§ **Task statement**:
Answer these from the article on HUD's letter about ex-offenders:
(a) On what date did the HUD Secretary send his letter to public housing agency directors?
(b) For how many years must an applicant be barred after a household member's eviction from federally assisted housing for drug-related criminal activity?
(c) In what year did Human Rights Watch issue its report on how PHAs used their discretion?

§ **Quoted passage**:
Source: NLIHC, Memo to Members, 6/24/11, vol. 16, issue 25
We know there has been some confusion in Vermont over HUD’s Ex-Offender Re-Entry rules. HUD recently cleared up a lot of the misinformation that has been floating around. Please read the following article from the National Low Income Housing Coalition (NLIHC) on HUD Secretary Shaun Donovan’s letter to Public Housing Agency (PHA) directors.
“On June 17, HUD Secretary Shaun Donovan sent a letter to public housing agency (PHA) directors regarding efforts to allow ex-offenders to reunite with their families living in subsidized housing.
“Research shows that ex-offenders who do not find stable housing in the community are more likely to recidivate than those who do, yet people returning to their communities from prison often face significant barriers to obtaining housing,” Secretary Donovan said in his letter.
The letter describes what PHAs must do related to bans on occupancy because of criminal behavior, and what standards PHAs must develop to prohibit admission if PHAs determine certain kinds of activity warrant bans.
There are only two explicit bans on occupancy from HUD assisted housing based on criminal activity. PHAs must establish a lifetime ban on admission to the public housing and voucher programs for individuals found to have manufactured or produced methamphetamine on the assisted housing premises, and for sex offenders subject to a lifetime registration requirement under a state sex offender registration program.
PHAs must also establish standards, the letter reminds PHAs, that prohibit admission if the PHA determines that any household member is currently engaged in illegal use of a drug, or the PHA has reasonable cause to believe that a household member’s drug use, alcohol use, or pattern of such use may threaten the health, safety, or right to peaceful enjoyment the premises by other residents.
PHAs must also prohibit admission of an applicant for three years from the date of eviction if a household member has been evicted from federally assisted housing for drug-related criminal activity. Here, the Secretary writes, PHAs have discretion to consider mitigating circumstances, such as participation in drug rehabilitation programs, or that the circumstances that lead to the eviction no longer exist.
“Beyond these restrictions, PHAs have broad discretion to set admission and termination policies for the public housing and housing choice voucher programs,” the Secretary writes.
A 2004 report from Human Rights Watch found that many PHAs were using their discretionary authority to keep out numerous people. “Our research indicates that, in practice, these discretionary categories are used to exclude a wide swath of people with criminal records without any reasonable basis to believe they may actually pose a risk,” the 2004 report said.
In its June 23 testimony on a draft Section 8 Savings Act bill, NLIHC testified in support of including language from previous versions of the bill that would help communities respond to re-entry issues (see related article on the hearing in this issue of Memo).
NLIHC’s written testimony urged adoption of language that would limit denials of assistance for criminal activity to “violent and drug-related activity or a pattern of other criminal activity during a reasonable period before the admission date and where there is credible and objective evidence.”

§ **Supplied data**:

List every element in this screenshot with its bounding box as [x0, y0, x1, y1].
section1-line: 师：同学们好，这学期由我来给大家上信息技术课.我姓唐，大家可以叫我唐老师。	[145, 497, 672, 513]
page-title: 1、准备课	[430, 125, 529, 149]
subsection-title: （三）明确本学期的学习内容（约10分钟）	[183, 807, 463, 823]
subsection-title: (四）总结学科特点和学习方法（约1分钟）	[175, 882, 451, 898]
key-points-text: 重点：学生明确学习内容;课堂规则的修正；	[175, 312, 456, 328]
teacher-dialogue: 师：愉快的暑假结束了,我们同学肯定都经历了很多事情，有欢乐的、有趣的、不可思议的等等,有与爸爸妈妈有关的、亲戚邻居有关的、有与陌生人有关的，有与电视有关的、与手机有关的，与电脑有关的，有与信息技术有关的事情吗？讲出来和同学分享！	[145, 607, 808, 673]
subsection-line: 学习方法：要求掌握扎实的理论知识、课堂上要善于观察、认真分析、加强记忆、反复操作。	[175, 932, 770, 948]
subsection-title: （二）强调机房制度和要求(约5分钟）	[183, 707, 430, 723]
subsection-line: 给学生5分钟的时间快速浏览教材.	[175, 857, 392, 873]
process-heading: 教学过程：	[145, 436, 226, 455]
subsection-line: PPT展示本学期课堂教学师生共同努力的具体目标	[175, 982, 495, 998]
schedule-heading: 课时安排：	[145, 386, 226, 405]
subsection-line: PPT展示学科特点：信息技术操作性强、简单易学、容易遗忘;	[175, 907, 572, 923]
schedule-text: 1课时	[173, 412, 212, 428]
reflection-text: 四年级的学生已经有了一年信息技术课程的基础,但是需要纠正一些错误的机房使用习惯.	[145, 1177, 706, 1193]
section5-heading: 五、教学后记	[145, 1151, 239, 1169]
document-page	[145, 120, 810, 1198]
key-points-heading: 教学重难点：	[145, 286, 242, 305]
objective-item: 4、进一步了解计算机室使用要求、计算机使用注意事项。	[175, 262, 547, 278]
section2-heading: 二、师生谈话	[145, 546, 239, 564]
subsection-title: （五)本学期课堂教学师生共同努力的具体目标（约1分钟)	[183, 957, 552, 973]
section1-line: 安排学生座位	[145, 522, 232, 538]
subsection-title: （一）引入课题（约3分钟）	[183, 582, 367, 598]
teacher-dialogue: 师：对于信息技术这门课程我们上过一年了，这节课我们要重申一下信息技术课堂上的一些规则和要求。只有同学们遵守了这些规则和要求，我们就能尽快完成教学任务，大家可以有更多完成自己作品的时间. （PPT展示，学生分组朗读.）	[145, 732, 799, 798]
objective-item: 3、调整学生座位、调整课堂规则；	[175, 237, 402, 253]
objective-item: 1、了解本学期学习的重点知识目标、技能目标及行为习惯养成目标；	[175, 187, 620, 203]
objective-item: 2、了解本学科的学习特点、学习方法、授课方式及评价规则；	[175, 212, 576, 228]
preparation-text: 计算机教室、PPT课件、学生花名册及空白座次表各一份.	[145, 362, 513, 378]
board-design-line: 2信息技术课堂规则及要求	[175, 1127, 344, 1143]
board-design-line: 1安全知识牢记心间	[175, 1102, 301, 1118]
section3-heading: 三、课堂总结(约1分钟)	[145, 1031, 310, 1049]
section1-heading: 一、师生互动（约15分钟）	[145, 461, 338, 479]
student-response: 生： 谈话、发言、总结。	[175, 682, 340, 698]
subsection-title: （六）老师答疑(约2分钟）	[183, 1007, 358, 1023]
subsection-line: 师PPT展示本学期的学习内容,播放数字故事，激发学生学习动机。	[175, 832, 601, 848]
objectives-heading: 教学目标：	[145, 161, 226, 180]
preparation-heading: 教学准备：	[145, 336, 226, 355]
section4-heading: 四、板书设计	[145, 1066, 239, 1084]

§ **Result of the task**:
(a) June 17
(b) Three years from the date of eviction
(c) 2004